--- WORK TO BE COMPLETED ---
Using the records below, report how many lines hold "value", with no extra text.

(Stored dataset items)
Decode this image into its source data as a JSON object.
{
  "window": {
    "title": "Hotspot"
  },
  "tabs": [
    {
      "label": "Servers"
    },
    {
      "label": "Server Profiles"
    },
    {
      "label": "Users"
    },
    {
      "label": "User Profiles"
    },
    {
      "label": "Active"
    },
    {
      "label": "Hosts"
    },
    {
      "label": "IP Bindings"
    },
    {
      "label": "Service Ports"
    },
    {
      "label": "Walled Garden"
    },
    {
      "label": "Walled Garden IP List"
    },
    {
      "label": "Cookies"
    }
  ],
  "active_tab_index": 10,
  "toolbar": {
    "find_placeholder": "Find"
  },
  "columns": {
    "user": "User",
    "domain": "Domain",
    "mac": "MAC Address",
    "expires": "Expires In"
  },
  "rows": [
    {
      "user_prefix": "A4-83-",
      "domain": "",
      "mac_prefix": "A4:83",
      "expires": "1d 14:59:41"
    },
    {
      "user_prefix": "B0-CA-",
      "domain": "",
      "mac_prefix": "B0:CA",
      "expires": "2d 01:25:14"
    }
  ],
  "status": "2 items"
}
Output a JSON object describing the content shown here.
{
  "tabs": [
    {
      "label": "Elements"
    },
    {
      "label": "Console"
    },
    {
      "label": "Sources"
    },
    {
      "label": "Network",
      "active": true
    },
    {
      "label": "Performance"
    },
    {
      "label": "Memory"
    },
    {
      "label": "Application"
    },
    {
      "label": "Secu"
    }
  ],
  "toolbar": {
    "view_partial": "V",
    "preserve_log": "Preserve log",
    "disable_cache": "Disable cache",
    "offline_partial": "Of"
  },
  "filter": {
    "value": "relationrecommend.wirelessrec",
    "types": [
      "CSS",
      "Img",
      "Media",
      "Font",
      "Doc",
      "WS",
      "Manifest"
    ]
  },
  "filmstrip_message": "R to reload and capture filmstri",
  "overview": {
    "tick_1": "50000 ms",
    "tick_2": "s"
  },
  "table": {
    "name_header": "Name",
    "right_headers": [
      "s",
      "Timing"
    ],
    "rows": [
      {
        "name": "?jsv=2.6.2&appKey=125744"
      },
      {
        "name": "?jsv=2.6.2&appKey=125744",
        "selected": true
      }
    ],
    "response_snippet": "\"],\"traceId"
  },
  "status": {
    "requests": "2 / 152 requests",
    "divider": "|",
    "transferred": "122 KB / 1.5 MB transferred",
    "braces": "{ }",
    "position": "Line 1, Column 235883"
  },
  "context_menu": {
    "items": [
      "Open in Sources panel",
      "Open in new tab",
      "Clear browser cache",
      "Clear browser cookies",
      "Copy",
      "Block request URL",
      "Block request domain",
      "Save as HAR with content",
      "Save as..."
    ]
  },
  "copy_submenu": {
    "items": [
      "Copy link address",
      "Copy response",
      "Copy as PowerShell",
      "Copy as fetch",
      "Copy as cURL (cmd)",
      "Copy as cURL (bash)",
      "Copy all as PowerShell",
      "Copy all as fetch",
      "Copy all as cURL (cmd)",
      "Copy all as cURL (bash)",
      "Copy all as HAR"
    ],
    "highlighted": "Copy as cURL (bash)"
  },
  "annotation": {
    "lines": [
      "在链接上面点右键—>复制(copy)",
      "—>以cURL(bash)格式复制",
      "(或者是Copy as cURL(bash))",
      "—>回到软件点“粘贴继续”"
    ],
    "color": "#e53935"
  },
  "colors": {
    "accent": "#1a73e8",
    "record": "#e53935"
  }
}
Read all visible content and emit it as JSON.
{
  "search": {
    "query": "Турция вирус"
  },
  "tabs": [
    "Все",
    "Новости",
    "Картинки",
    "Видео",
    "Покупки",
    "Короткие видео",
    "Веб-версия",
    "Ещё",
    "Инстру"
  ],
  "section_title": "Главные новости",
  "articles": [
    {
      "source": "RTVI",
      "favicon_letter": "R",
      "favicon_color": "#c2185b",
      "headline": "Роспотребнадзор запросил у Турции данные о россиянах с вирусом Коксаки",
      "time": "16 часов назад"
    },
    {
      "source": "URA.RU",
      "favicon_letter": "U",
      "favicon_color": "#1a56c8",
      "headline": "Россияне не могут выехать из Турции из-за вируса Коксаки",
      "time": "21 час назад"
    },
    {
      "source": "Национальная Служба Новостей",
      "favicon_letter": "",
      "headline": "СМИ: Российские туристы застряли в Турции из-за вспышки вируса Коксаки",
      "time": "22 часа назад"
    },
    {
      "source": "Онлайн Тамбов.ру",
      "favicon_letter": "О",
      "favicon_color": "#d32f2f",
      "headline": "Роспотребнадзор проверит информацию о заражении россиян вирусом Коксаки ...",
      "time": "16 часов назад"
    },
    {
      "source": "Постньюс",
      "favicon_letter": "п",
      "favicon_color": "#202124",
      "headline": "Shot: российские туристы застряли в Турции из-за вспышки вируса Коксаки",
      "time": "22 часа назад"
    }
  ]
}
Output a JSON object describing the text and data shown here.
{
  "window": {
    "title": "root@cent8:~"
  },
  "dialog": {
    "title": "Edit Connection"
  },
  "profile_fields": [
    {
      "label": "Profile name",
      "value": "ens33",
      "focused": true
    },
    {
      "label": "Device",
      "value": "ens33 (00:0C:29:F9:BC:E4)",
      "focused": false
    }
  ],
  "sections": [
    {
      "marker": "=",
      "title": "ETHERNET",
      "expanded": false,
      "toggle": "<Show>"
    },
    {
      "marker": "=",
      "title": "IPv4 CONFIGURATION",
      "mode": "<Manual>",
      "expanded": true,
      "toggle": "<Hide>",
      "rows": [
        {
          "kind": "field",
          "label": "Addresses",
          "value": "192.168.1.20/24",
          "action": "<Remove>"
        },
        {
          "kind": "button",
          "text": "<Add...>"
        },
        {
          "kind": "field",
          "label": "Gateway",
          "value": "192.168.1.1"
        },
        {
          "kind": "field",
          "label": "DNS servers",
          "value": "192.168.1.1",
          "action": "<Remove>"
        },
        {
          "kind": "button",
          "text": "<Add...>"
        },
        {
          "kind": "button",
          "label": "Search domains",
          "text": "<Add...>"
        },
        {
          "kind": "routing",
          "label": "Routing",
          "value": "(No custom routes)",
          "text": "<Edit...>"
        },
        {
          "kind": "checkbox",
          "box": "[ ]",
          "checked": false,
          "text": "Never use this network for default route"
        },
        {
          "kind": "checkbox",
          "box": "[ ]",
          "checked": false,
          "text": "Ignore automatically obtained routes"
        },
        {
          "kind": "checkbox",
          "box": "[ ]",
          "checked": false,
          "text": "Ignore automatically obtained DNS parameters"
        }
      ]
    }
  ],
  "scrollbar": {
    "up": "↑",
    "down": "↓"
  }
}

--- SOLUTION BELOW ---
7